Saved data entries
Begin

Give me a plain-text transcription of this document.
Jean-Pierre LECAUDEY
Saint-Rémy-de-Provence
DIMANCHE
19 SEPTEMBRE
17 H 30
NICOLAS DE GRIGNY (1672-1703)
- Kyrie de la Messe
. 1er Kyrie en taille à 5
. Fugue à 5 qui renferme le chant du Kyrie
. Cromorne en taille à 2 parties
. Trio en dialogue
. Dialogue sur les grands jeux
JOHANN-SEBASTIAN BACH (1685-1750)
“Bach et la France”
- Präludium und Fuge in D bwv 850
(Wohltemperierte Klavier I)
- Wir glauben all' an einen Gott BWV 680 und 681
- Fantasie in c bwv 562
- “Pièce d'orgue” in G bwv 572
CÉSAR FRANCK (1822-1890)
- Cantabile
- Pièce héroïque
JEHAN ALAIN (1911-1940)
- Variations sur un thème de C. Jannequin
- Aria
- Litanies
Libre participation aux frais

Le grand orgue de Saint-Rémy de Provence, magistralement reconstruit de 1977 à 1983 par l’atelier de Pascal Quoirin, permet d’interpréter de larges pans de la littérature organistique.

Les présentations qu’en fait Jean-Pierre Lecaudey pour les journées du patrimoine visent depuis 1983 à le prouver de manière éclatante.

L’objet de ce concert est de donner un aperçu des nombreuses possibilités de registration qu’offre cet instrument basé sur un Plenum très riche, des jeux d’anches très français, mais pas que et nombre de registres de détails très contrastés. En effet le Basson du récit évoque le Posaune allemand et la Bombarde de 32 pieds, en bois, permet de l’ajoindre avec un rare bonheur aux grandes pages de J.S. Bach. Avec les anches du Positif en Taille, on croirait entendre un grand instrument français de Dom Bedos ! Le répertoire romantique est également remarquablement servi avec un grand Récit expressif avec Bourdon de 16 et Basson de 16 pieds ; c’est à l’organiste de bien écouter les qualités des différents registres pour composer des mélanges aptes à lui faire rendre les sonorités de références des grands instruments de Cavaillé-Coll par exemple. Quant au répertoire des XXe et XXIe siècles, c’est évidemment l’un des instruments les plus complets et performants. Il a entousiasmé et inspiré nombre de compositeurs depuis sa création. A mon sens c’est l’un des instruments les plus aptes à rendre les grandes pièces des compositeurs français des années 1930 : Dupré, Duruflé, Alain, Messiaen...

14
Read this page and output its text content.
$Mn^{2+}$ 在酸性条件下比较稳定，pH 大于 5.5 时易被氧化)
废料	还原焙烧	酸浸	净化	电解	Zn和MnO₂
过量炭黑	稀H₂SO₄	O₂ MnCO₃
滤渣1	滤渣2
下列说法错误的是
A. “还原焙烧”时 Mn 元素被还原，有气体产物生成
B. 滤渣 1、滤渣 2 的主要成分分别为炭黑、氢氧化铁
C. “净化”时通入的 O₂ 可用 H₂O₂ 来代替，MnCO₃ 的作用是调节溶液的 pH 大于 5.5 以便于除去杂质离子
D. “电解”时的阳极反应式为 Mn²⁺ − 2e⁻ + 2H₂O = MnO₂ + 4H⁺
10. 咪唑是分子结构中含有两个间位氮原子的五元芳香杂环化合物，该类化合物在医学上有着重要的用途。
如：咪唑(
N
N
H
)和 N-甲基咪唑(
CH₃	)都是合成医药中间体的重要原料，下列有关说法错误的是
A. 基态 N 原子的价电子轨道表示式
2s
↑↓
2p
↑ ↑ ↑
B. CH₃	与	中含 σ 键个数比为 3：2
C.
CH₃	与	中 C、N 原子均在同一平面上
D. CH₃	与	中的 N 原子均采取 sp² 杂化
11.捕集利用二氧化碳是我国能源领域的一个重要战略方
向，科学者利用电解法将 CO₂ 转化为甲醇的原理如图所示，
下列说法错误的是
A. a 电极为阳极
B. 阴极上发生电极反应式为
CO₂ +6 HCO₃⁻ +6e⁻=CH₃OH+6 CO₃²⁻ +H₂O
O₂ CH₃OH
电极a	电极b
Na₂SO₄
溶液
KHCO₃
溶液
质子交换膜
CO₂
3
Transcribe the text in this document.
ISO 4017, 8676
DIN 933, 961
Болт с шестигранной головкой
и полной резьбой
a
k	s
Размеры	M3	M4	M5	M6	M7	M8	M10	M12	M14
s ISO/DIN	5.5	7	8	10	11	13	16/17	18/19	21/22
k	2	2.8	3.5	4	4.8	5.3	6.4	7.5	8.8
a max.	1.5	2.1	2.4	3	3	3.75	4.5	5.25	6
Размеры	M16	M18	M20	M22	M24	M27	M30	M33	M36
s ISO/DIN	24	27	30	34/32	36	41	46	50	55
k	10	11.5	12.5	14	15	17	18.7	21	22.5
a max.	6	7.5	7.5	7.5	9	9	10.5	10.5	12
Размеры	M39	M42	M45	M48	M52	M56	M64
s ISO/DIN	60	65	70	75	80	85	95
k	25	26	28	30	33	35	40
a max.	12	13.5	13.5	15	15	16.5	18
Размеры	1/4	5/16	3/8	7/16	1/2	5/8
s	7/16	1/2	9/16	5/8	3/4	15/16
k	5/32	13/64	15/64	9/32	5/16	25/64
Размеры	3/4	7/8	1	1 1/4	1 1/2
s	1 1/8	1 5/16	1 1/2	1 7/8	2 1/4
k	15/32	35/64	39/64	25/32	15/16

End

Which lines include "depuis"? Copy each of them out.

Les présentations qu’en fait Jean-Pierre Lecaudey pour les journées du patrimoine visent depuis 1983 à le prouver de manière éclatante.
L’objet de ce concert est de donner un aperçu des nombreuses possibilités de registration qu’offre cet instrument basé sur un Plenum très riche, des jeux d’anches très français, mais pas que et nombre de registres de détails très contrastés. En effet le Basson du récit évoque le Posaune allemand et la Bombarde de 32 pieds, en bois, permet de l’ajoindre avec un rare bonheur aux grandes pages de J.S. Bach. Avec les anches du Positif en Taille, on croirait entendre un grand instrument français de Dom Bedos ! Le répertoire romantique est également remarquablement servi avec un grand Récit expressif avec Bourdon de 16 et Basson de 16 pieds ; c’est à l’organiste de bien écouter les qualités des différents registres pour composer des mélanges aptes à lui faire rendre les sonorités de références des grands instruments de Cavaillé-Coll par exemple. Quant au répertoire des XXe et XXIe siècles, c’est évidemment l’un des instruments les plus complets et performants. Il a entousiasmé et inspiré nombre de compositeurs depuis sa création. A mon sens c’est l’un des instruments les plus aptes à rendre les grandes pièces des compositeurs français des années 1930 : Dupré, Duruflé, Alain, Messiaen...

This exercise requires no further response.